-- BEGIN --

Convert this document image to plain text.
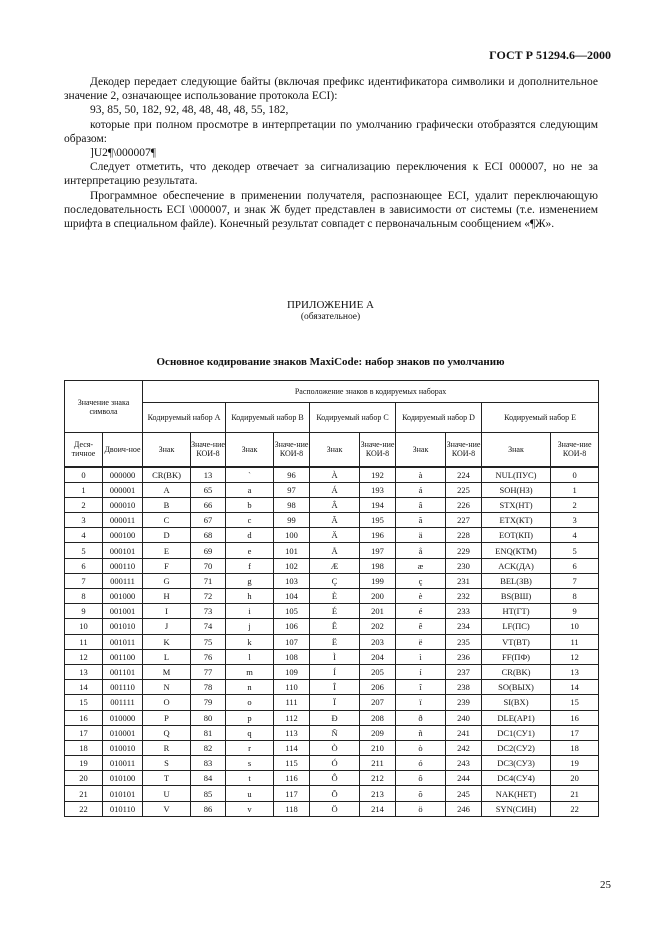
ГОСТ Р 51294.6—2000

Декодер передает следующие байты (включая префикс идентификатора символики и дополнительное значение 2, означающее использование протокола ECI):

93, 85, 50, 182, 92, 48, 48, 48, 48, 55, 182,

которые при полном просмотре в интерпретации по умолчанию графически отобразятся следующим образом:

]U2¶\000007¶

Следует отметить, что декодер отвечает за сигнализацию переключения к ECI 000007, но не за интерпретацию результата.

Программное обеспечение в применении получателя, распознающее ECI, удалит переключающую последовательность ECI \000007, и знак Ж будет представлен в зависимости от системы (т.е. изменением шрифта в специальном файле). Конечный результат совпадет с первоначальным сообщением «¶Ж».

ПРИЛОЖЕНИЕ А
(обязательное)
Основное кодирование знаков MaxiCode: набор знаков по умолчанию
Значение знака символа		Расположение знаков в кодируемых наборах									
		Кодируемый набор А		Кодируемый набор В		Кодируемый набор С		Кодируемый набор D		Кодируемый набор Е	
Деся-тичное	Двоич-ное	Знак	Значе-ние КОИ-8	Знак	Значе-ние КОИ-8	Знак	Значе-ние КОИ-8	Знак	Значе-ние КОИ-8	Знак	Значе-ние КОИ-8
0	000000	CR(BK)	13	`	96	À	192	à	224	NUL(ПУС)	0
1	000001	A	65	a	97	Á	193	á	225	SOH(НЗ)	1
2	000010	B	66	b	98	Â	194	â	226	STX(НТ)	2
3	000011	C	67	c	99	Ã	195	ã	227	ETX(КТ)	3
4	000100	D	68	d	100	Ä	196	ä	228	EOT(КП)	4
5	000101	E	69	e	101	Å	197	å	229	ENQ(КТМ)	5
6	000110	F	70	f	102	Æ	198	æ	230	ACK(ДА)	6
7	000111	G	71	g	103	Ç	199	ç	231	BEL(ЗВ)	7
8	001000	H	72	h	104	È	200	è	232	BS(ВШ)	8
9	001001	I	73	i	105	É	201	é	233	HT(ГТ)	9
10	001010	J	74	j	106	Ê	202	ê	234	LF(ПС)	10
11	001011	K	75	k	107	Ë	203	ë	235	VT(ВТ)	11
12	001100	L	76	l	108	Ì	204	ì	236	FF(ПФ)	12
13	001101	M	77	m	109	Í	205	í	237	CR(BK)	13
14	001110	N	78	n	110	Î	206	î	238	SO(ВЫХ)	14
15	001111	O	79	o	111	Ï	207	ï	239	SI(BX)	15
16	010000	P	80	p	112	Ð	208	ð	240	DLE(АР1)	16
17	010001	Q	81	q	113	Ñ	209	ñ	241	DC1(СУ1)	17
18	010010	R	82	r	114	Ò	210	ò	242	DC2(СУ2)	18
19	010011	S	83	s	115	Ó	211	ó	243	DC3(СУ3)	19
20	010100	T	84	t	116	Ô	212	ô	244	DC4(СУ4)	20
21	010101	U	85	u	117	Õ	213	õ	245	NAK(НЕТ)	21
22	010110	V	86	v	118	Ö	214	ö	246	SYN(СИН)	22
25
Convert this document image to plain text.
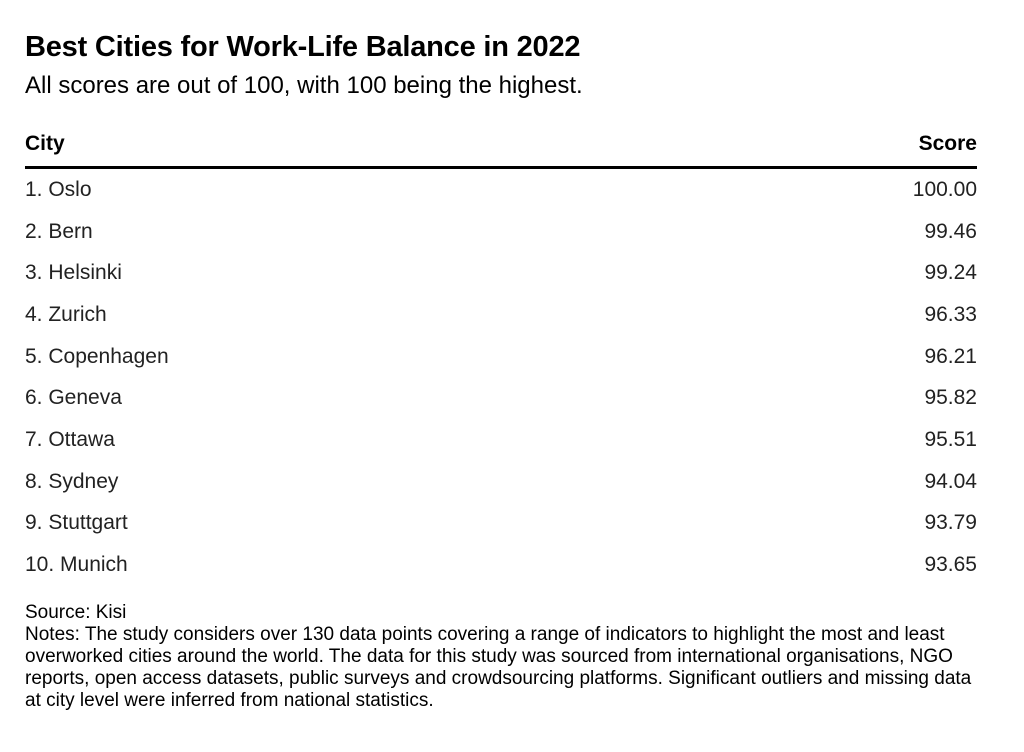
Best Cities for Work-Life Balance in 2022
All scores are out of 100, with 100 being the highest.
City	Score
1. Oslo	100.00
2. Bern	99.46
3. Helsinki	99.24
4. Zurich	96.33
5. Copenhagen	96.21
6. Geneva	95.82
7. Ottawa	95.51
8. Sydney	94.04
9. Stuttgart	93.79
10. Munich	93.65
Source: Kisi

Notes: The study considers over 130 data points covering a range of indicators to highlight the most and least overworked cities around the world. The data for this study was sourced from international organisations, NGO reports, open access datasets, public surveys and crowdsourcing platforms. Significant outliers and missing data at city level were inferred from national statistics.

-- END --

> _Instructions to follow_:
Make an exact copy of all the material, but keep the pictures out of it.

> _Exercise output_:
Convert this document image to plain text.
ГОСТ Р 51294.6—2000

Декодер передает следующие байты (включая префикс идентификатора символики и дополнительное значение 2, означающее использование протокола ECI):

93, 85, 50, 182, 92, 48, 48, 48, 48, 55, 182,

которые при полном просмотре в интерпретации по умолчанию графически отобразятся следующим образом:

]U2¶\000007¶

Следует отметить, что декодер отвечает за сигнализацию переключения к ECI 000007, но не за интерпретацию результата.

Программное обеспечение в применении получателя, распознающее ECI, удалит переключающую последовательность ECI \000007, и знак Ж будет представлен в зависимости от системы (т.е. изменением шрифта в специальном файле). Конечный результат совпадет с первоначальным сообщением «¶Ж».

ПРИЛОЖЕНИЕ А
(обязательное)
Основное кодирование знаков MaxiCode: набор знаков по умолчанию
Значение знака символа		Расположение знаков в кодируемых наборах									
		Кодируемый набор А		Кодируемый набор В		Кодируемый набор С		Кодируемый набор D		Кодируемый набор Е	
Деся-тичное	Двоич-ное	Знак	Значе-ние КОИ-8	Знак	Значе-ние КОИ-8	Знак	Значе-ние КОИ-8	Знак	Значе-ние КОИ-8	Знак	Значе-ние КОИ-8
0	000000	CR(BK)	13	`	96	À	192	à	224	NUL(ПУС)	0
1	000001	A	65	a	97	Á	193	á	225	SOH(НЗ)	1
2	000010	B	66	b	98	Â	194	â	226	STX(НТ)	2
3	000011	C	67	c	99	Ã	195	ã	227	ETX(КТ)	3
4	000100	D	68	d	100	Ä	196	ä	228	EOT(КП)	4
5	000101	E	69	e	101	Å	197	å	229	ENQ(КТМ)	5
6	000110	F	70	f	102	Æ	198	æ	230	ACK(ДА)	6
7	000111	G	71	g	103	Ç	199	ç	231	BEL(ЗВ)	7
8	001000	H	72	h	104	È	200	è	232	BS(ВШ)	8
9	001001	I	73	i	105	É	201	é	233	HT(ГТ)	9
10	001010	J	74	j	106	Ê	202	ê	234	LF(ПС)	10
11	001011	K	75	k	107	Ë	203	ë	235	VT(ВТ)	11
12	001100	L	76	l	108	Ì	204	ì	236	FF(ПФ)	12
13	001101	M	77	m	109	Í	205	í	237	CR(BK)	13
14	001110	N	78	n	110	Î	206	î	238	SO(ВЫХ)	14
15	001111	O	79	o	111	Ï	207	ï	239	SI(BX)	15
16	010000	P	80	p	112	Ð	208	ð	240	DLE(АР1)	16
17	010001	Q	81	q	113	Ñ	209	ñ	241	DC1(СУ1)	17
18	010010	R	82	r	114	Ò	210	ò	242	DC2(СУ2)	18
19	010011	S	83	s	115	Ó	211	ó	243	DC3(СУ3)	19
20	010100	T	84	t	116	Ô	212	ô	244	DC4(СУ4)	20
21	010101	U	85	u	117	Õ	213	õ	245	NAK(НЕТ)	21
22	010110	V	86	v	118	Ö	214	ö	246	SYN(СИН)	22
25
Convert this document image to plain text.
Best Cities for Work-Life Balance in 2022
All scores are out of 100, with 100 being the highest.
City	Score
1. Oslo	100.00
2. Bern	99.46
3. Helsinki	99.24
4. Zurich	96.33
5. Copenhagen	96.21
6. Geneva	95.82
7. Ottawa	95.51
8. Sydney	94.04
9. Stuttgart	93.79
10. Munich	93.65
Source: Kisi

Notes: The study considers over 130 data points covering a range of indicators to highlight the most and least overworked cities around the world. The data for this study was sourced from international organisations, NGO reports, open access datasets, public surveys and crowdsourcing platforms. Significant outliers and missing data at city level were inferred from national statistics.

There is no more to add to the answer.